_Task description_
Return each line of the records holding the string "JSON".

_Supplied information_
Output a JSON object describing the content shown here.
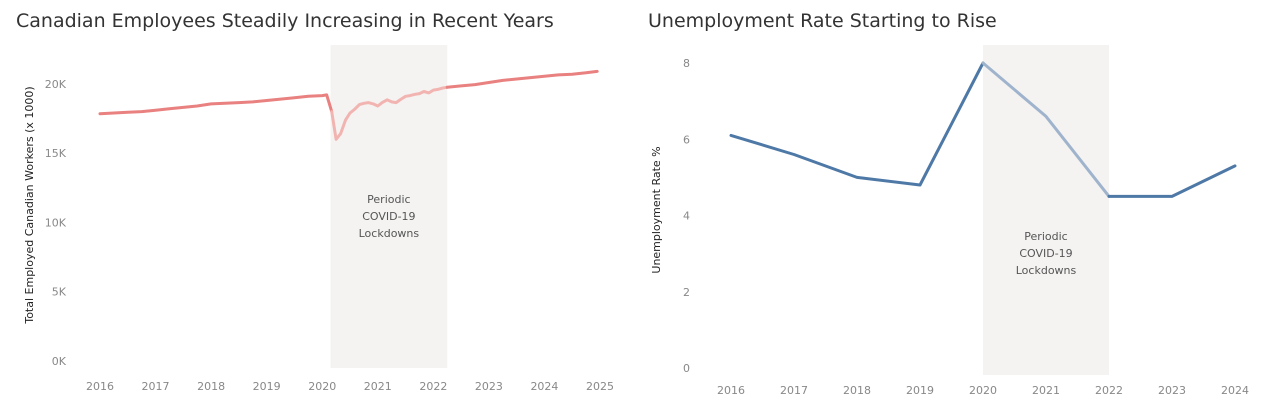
{
  "chart_data": [
    {
      "type": "line",
      "title": "Canadian Employees Steadily Increasing in Recent Years",
      "xlabel": "",
      "ylabel": "Total Employed Canadian Workers (x 1000)",
      "x_ticks": [
        "2016",
        "2017",
        "2018",
        "2019",
        "2020",
        "2021",
        "2022",
        "2023",
        "2024",
        "2025"
      ],
      "y_ticks": [
        "0K",
        "5K",
        "10K",
        "15K",
        "20K"
      ],
      "xlim": [
        2016,
        2025
      ],
      "ylim": [
        0,
        21000
      ],
      "grid": false,
      "shaded_region": {
        "x0": 2020.15,
        "x1": 2022.25,
        "label": "Periodic COVID-19 Lockdowns"
      },
      "series": [
        {
          "color": "#e8817f",
          "highlight_color": "#f2b4b0",
          "x": [
            2016.0,
            2016.25,
            2016.5,
            2016.75,
            2017.0,
            2017.25,
            2017.5,
            2017.75,
            2018.0,
            2018.25,
            2018.5,
            2018.75,
            2019.0,
            2019.25,
            2019.5,
            2019.75,
            2020.0,
            2020.08,
            2020.17,
            2020.25,
            2020.33,
            2020.42,
            2020.5,
            2020.58,
            2020.67,
            2020.75,
            2020.83,
            2020.92,
            2021.0,
            2021.08,
            2021.17,
            2021.25,
            2021.33,
            2021.42,
            2021.5,
            2021.58,
            2021.67,
            2021.75,
            2021.83,
            2021.92,
            2022.0,
            2022.08,
            2022.17,
            2022.25,
            2022.5,
            2022.75,
            2023.0,
            2023.25,
            2023.5,
            2023.75,
            2024.0,
            2024.25,
            2024.5,
            2024.75,
            2024.95
          ],
          "y": [
            17850,
            17900,
            17950,
            18000,
            18100,
            18200,
            18300,
            18400,
            18550,
            18600,
            18650,
            18700,
            18800,
            18900,
            19000,
            19100,
            19150,
            19200,
            18000,
            16000,
            16400,
            17400,
            17900,
            18150,
            18500,
            18600,
            18650,
            18550,
            18400,
            18650,
            18850,
            18700,
            18650,
            18900,
            19100,
            19150,
            19250,
            19300,
            19450,
            19350,
            19550,
            19600,
            19700,
            19750,
            19850,
            19950,
            20100,
            20250,
            20350,
            20450,
            20550,
            20650,
            20700,
            20800,
            20900
          ]
        }
      ]
    },
    {
      "type": "line",
      "title": "Unemployment Rate Starting to Rise",
      "xlabel": "",
      "ylabel": "Unemployment Rate %",
      "x_ticks": [
        "2016",
        "2017",
        "2018",
        "2019",
        "2020",
        "2021",
        "2022",
        "2023",
        "2024"
      ],
      "y_ticks": [
        "0",
        "2",
        "4",
        "6",
        "8"
      ],
      "xlim": [
        2016,
        2024
      ],
      "ylim": [
        0,
        8
      ],
      "grid": false,
      "shaded_region": {
        "x0": 2020,
        "x1": 2022,
        "label": "Periodic COVID-19 Lockdowns"
      },
      "series": [
        {
          "color": "#4e79a7",
          "highlight_color": "#9fb4cc",
          "x": [
            2016,
            2017,
            2018,
            2019,
            2020,
            2021,
            2022,
            2023,
            2024
          ],
          "y": [
            6.1,
            5.6,
            5.0,
            4.8,
            8.0,
            6.6,
            4.5,
            4.5,
            5.3
          ]
        }
      ]
    }
  ],
  "colors": {
    "shade": "#f4f3f2",
    "tick_text": "#888888",
    "title_text": "#333333"
  }
}
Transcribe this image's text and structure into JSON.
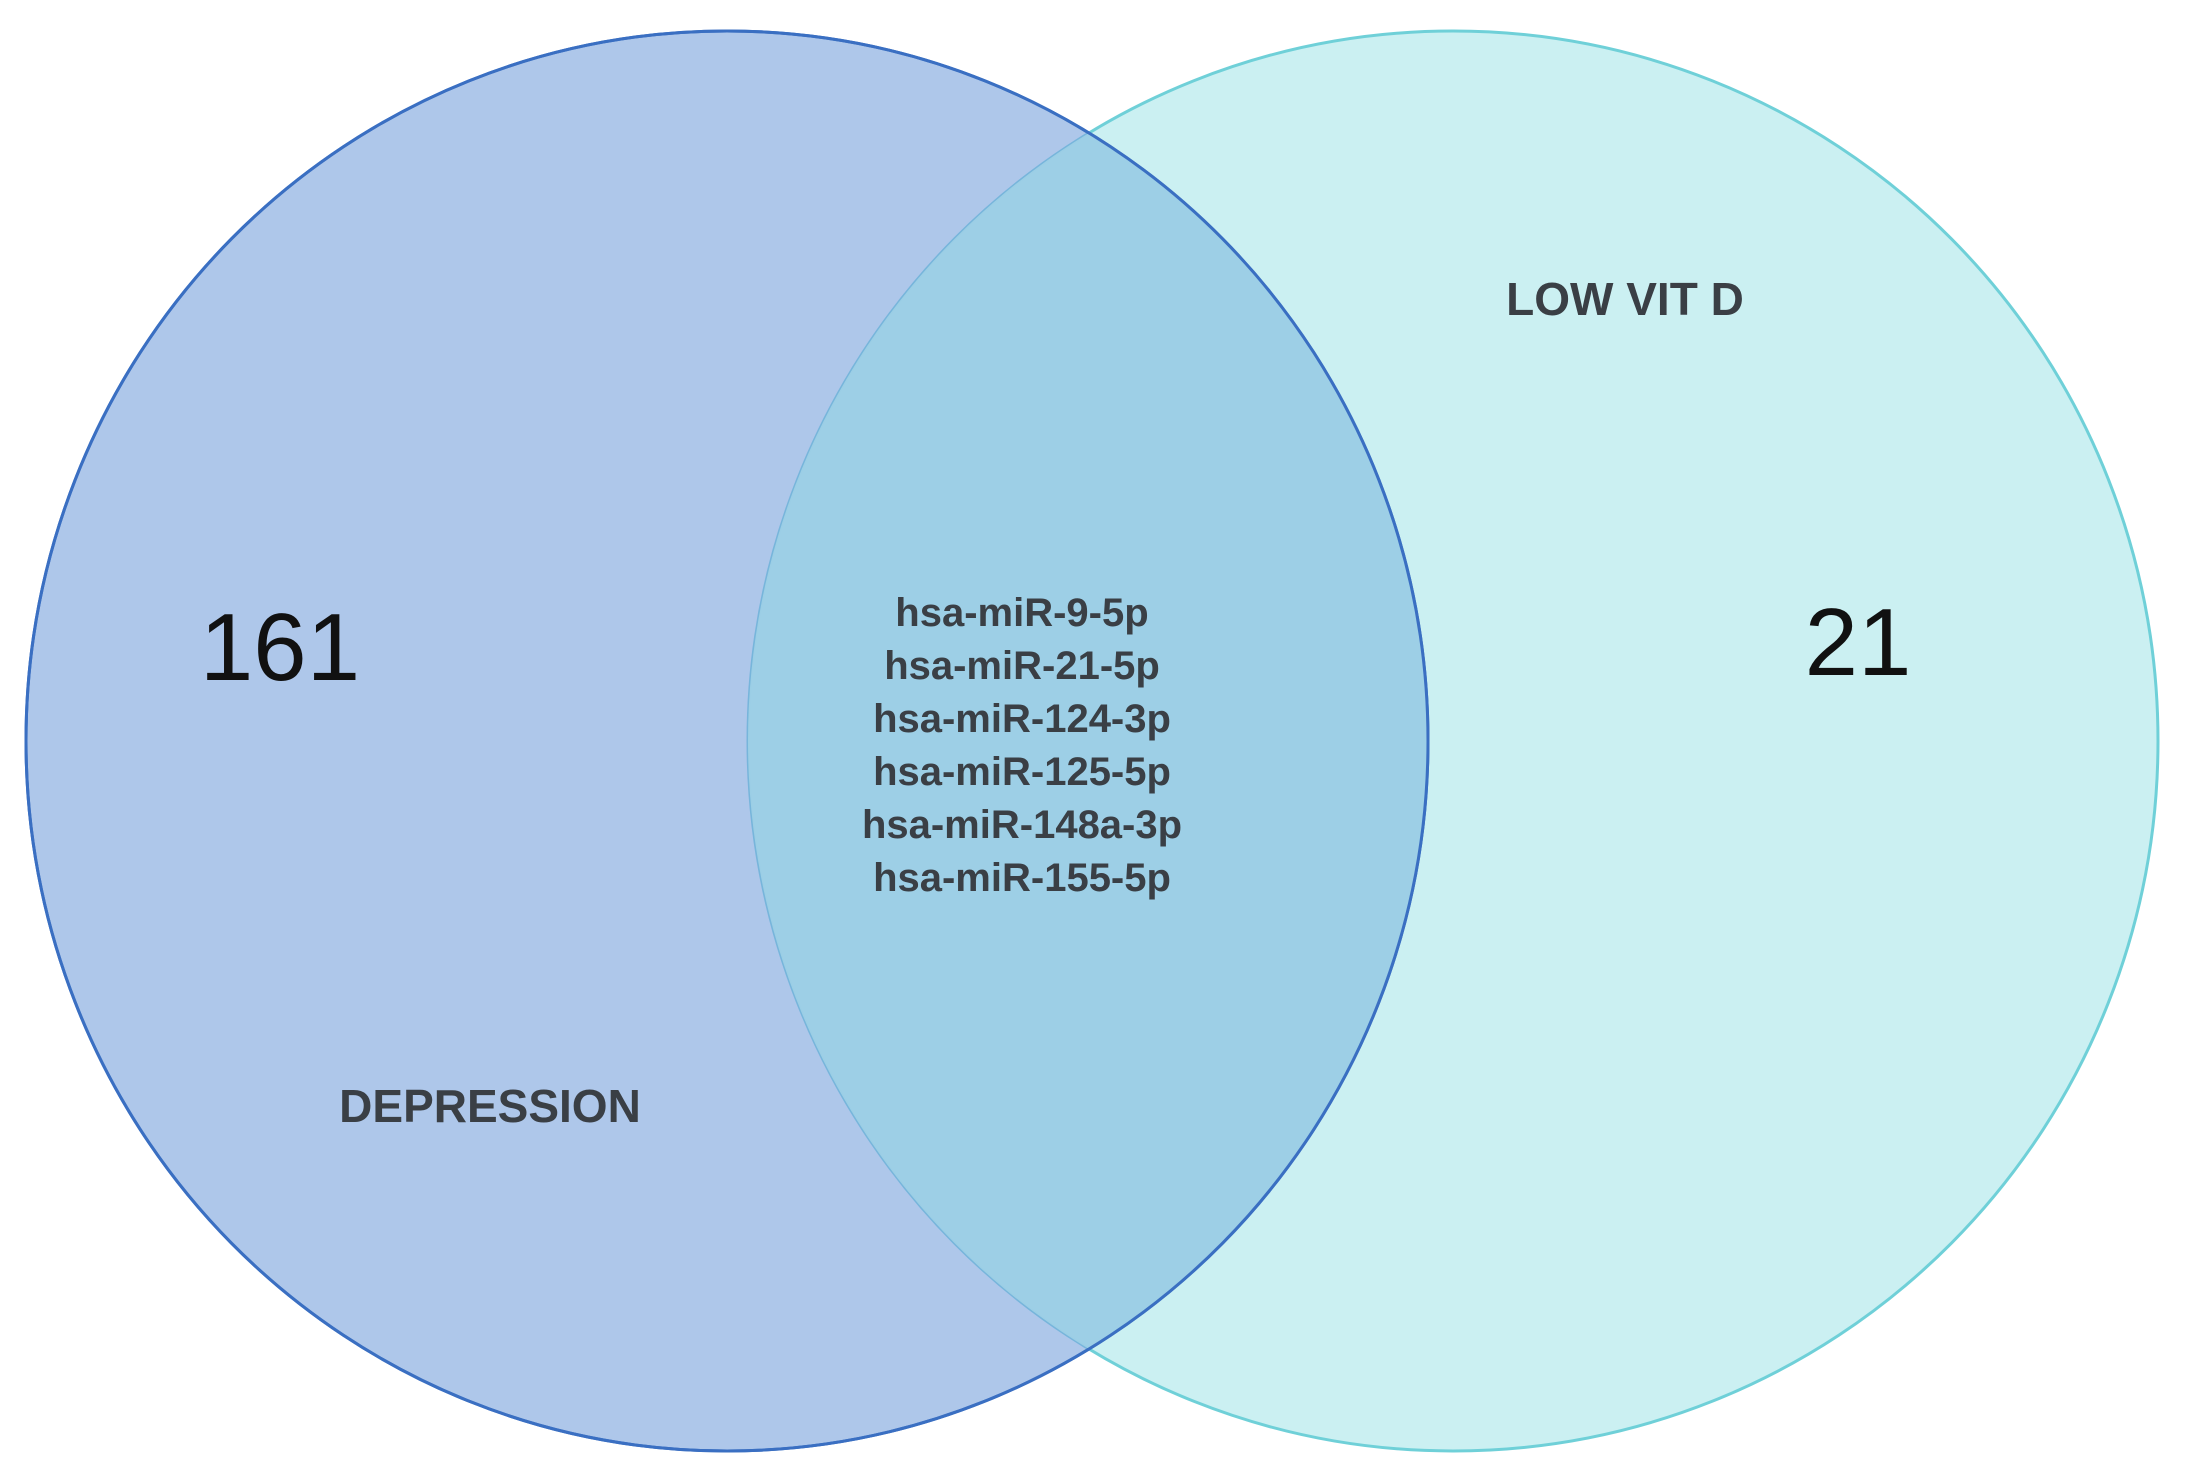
{
  "diagram": {
    "type": "venn",
    "colors": {
      "set_a_fill": "#7ca4dd",
      "set_a_stroke": "#3a6fc2",
      "set_b_fill": "#a8e6ea",
      "set_b_stroke": "#6fd0d8",
      "overlap_fill": "#9dd0e6",
      "set_label_color": "#3a3f45",
      "count_color": "#111111",
      "overlap_text_color": "#3a3f45"
    },
    "sets": [
      {
        "label": "DEPRESSION",
        "exclusive_count": "161"
      },
      {
        "label": "LOW VIT D",
        "exclusive_count": "21"
      }
    ],
    "intersection": {
      "items": [
        "hsa-miR-9-5p",
        "hsa-miR-21-5p",
        "hsa-miR-124-3p",
        "hsa-miR-125-5p",
        "hsa-miR-148a-3p",
        "hsa-miR-155-5p"
      ]
    }
  }
}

_Written response_
Output a JSON object describing the content shown here.
Transcribe this image's text and structure into JSON.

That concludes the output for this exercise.